> EXERCISE PROMPT
Pick every line from the data that holds the word "Bluetooth".

> DATA SUPPLIED

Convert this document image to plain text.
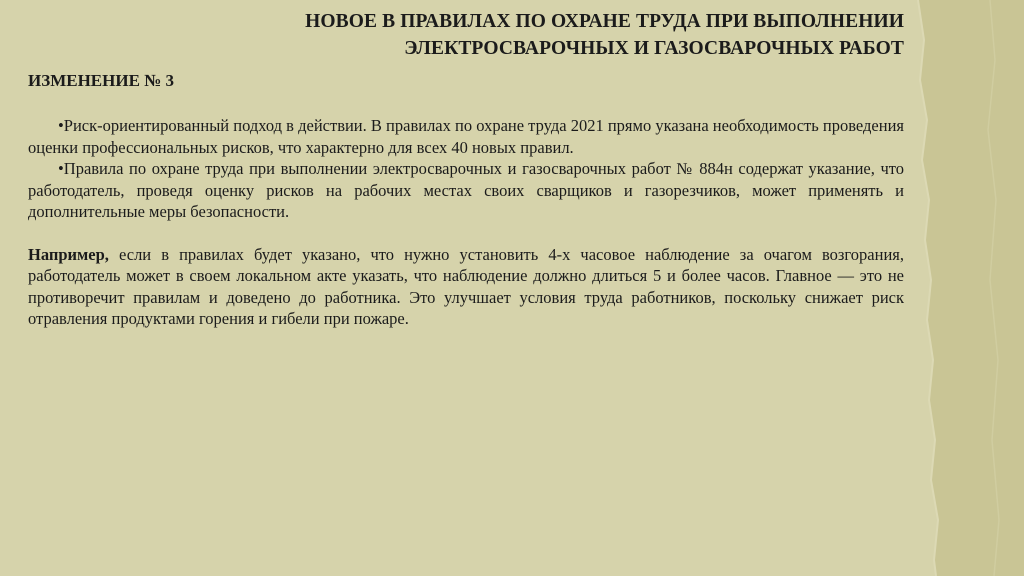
НОВОЕ В ПРАВИЛАХ ПО ОХРАНЕ ТРУДА ПРИ ВЫПОЛНЕНИИ
ЭЛЕКТРОСВАРОЧНЫХ И ГАЗОСВАРОЧНЫХ РАБОТ
ИЗМЕНЕНИЕ № 3

•Риск-ориентированный подход в действии. В правилах по охране труда 2021 прямо указана необходимость проведения оценки профессиональных рисков, что характерно для всех 40 новых правил.

•Правила по охране труда при выполнении электросварочных и газосварочных работ № 884н содержат указание, что работодатель, проведя оценку рисков на рабочих местах своих сварщиков и газорезчиков, может применять и дополнительные меры безопасности.

Например, если в правилах будет указано, что нужно установить 4-х часовое наблюдение за очагом возгорания, работодатель может в своем локальном акте указать, что наблюдение должно длиться 5 и более часов. Главное — это не противоречит правилам и доведено до работника. Это улучшает условия труда работников, поскольку снижает риск отравления продуктами горения и гибели при пожаре.
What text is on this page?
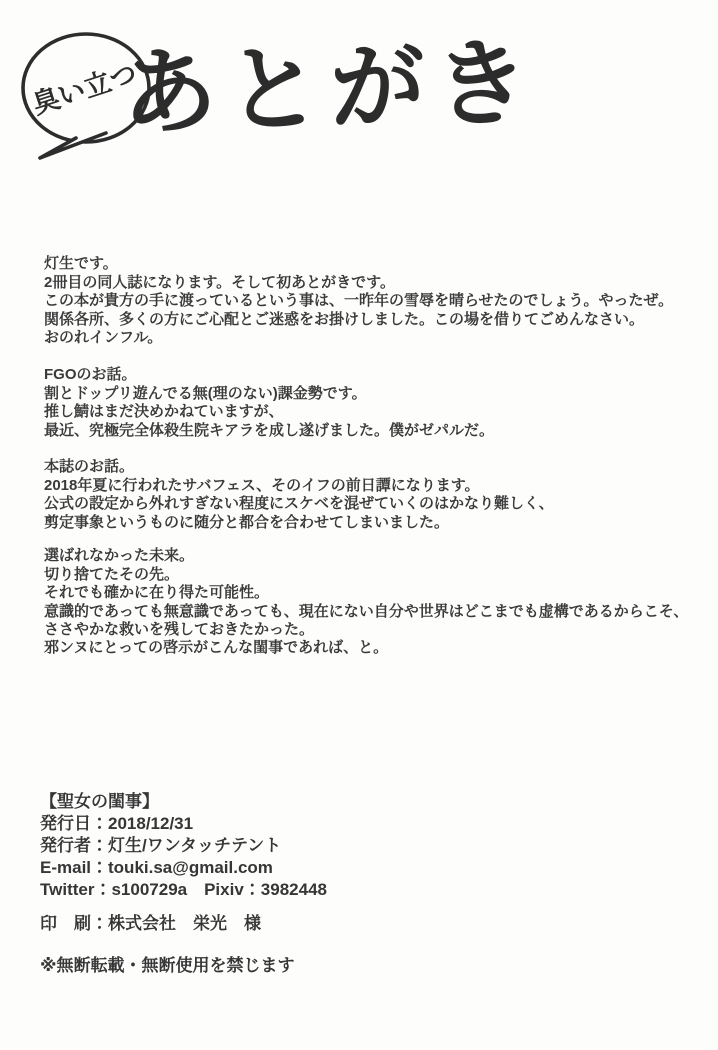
臭い立つ
あとがき
灯生です。
2冊目の同人誌になります。そして初あとがきです。
この本が貴方の手に渡っているという事は、一昨年の雪辱を晴らせたのでしょう。やったぜ。
関係各所、多くの方にご心配とご迷惑をお掛けしました。この場を借りてごめんなさい。
おのれインフル。
FGOのお話。
割とドップリ遊んでる無(理のない)課金勢です。
推し鯖はまだ決めかねていますが、
最近、究極完全体殺生院キアラを成し遂げました。僕がゼパルだ。
本誌のお話。
2018年夏に行われたサバフェス、そのイフの前日譚になります。
公式の設定から外れすぎない程度にスケベを混ぜていくのはかなり難しく、
剪定事象というものに随分と都合を合わせてしまいました。
選ばれなかった未来。
切り捨てたその先。
それでも確かに在り得た可能性。
意識的であっても無意識であっても、現在にない自分や世界はどこまでも虚構であるからこそ、
ささやかな救いを残しておきたかった。
邪ンヌにとっての啓示がこんな閨事であれば、と。
【聖女の閨事】
発行日：2018/12/31
発行者：灯生/ワンタッチテント
E-mail：touki.sa@gmail.com
Twitter：s100729a　Pixiv：3982448
印　刷：株式会社　栄光　様
※無断転載・無断使用を禁じます
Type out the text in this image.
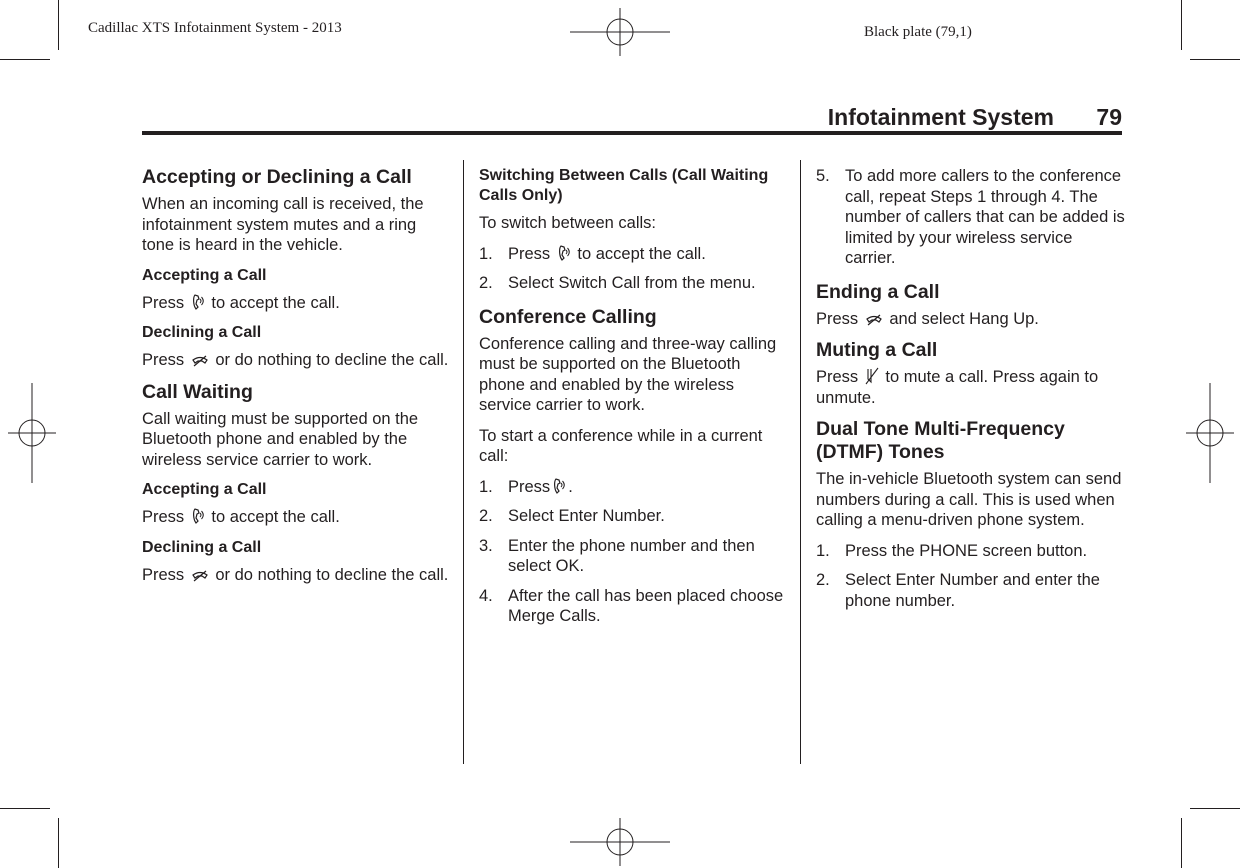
Cadillac XTS Infotainment System - 2013	Black plate (79,1)
Infotainment System 79
Accepting or Declining a Call

When an incoming call is received, the infotainment system mutes and a ring tone is heard in the vehicle.

Accepting a Call

Press to accept the call.

Declining a Call

Press or do nothing to decline the call.

Call Waiting

Call waiting must be supported on the Bluetooth phone and enabled by the wireless service carrier to work.

Accepting a Call

Press to accept the call.

Declining a Call

Press or do nothing to decline the call.

Switching Between Calls (Call Waiting Calls Only)

To switch between calls:

1. Press to accept the call.
2. Select Switch Call from the menu.
Conference Calling

Conference calling and three-way calling must be supported on the Bluetooth phone and enabled by the wireless service carrier to work.

To start a conference while in a current call:

1. Press .
2. Select Enter Number.
3. Enter the phone number and then select OK.
4. After the call has been placed choose Merge Calls.
5. To add more callers to the conference call, repeat Steps 1 through 4. The number of callers that can be added is limited by your wireless service carrier.
Ending a Call

Press and select Hang Up.

Muting a Call

Press to mute a call. Press again to unmute.

Dual Tone Multi-Frequency (DTMF) Tones

The in-vehicle Bluetooth system can send numbers during a call. This is used when calling a menu-driven phone system.

1. Press the PHONE screen button.
2. Select Enter Number and enter the phone number.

> RESULT OF THE TASK
Call waiting must be supported on the Bluetooth phone and enabled by the wireless service carrier to work.
Conference calling and three-way calling must be supported on the Bluetooth phone and enabled by the wireless service carrier to work.
The in-vehicle Bluetooth system can send numbers during a call. This is used when calling a menu-driven phone system.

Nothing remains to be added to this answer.